Select each line where the word "対象期間" appears.

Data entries
--- start ---
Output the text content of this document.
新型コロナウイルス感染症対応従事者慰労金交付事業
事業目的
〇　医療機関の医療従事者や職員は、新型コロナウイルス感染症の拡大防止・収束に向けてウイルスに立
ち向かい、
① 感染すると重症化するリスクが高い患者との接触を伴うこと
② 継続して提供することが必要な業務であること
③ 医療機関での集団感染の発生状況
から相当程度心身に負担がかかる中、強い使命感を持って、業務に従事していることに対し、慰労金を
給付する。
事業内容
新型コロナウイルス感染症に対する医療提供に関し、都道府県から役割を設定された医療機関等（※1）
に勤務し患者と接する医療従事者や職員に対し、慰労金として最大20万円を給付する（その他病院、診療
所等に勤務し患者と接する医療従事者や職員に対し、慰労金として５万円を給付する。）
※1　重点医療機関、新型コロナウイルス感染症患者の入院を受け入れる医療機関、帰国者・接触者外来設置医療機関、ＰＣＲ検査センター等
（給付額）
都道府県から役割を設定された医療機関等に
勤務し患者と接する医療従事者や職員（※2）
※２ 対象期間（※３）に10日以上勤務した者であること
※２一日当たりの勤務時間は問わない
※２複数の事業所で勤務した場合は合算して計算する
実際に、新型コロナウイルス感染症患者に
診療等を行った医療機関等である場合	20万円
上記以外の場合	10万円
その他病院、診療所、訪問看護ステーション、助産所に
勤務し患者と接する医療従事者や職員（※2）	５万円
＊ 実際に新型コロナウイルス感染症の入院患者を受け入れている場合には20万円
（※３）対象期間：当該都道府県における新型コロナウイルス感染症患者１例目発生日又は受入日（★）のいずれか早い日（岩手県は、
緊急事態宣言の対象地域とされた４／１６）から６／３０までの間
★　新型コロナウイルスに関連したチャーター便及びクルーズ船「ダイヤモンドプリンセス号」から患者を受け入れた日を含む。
--- end ---
ANSWER IN FULL
※２ 対象期間（※３）に10日以上勤務した者であること
（※３）対象期間：当該都道府県における新型コロナウイルス感染症患者１例目発生日又は受入日（★）のいずれか早い日（岩手県は、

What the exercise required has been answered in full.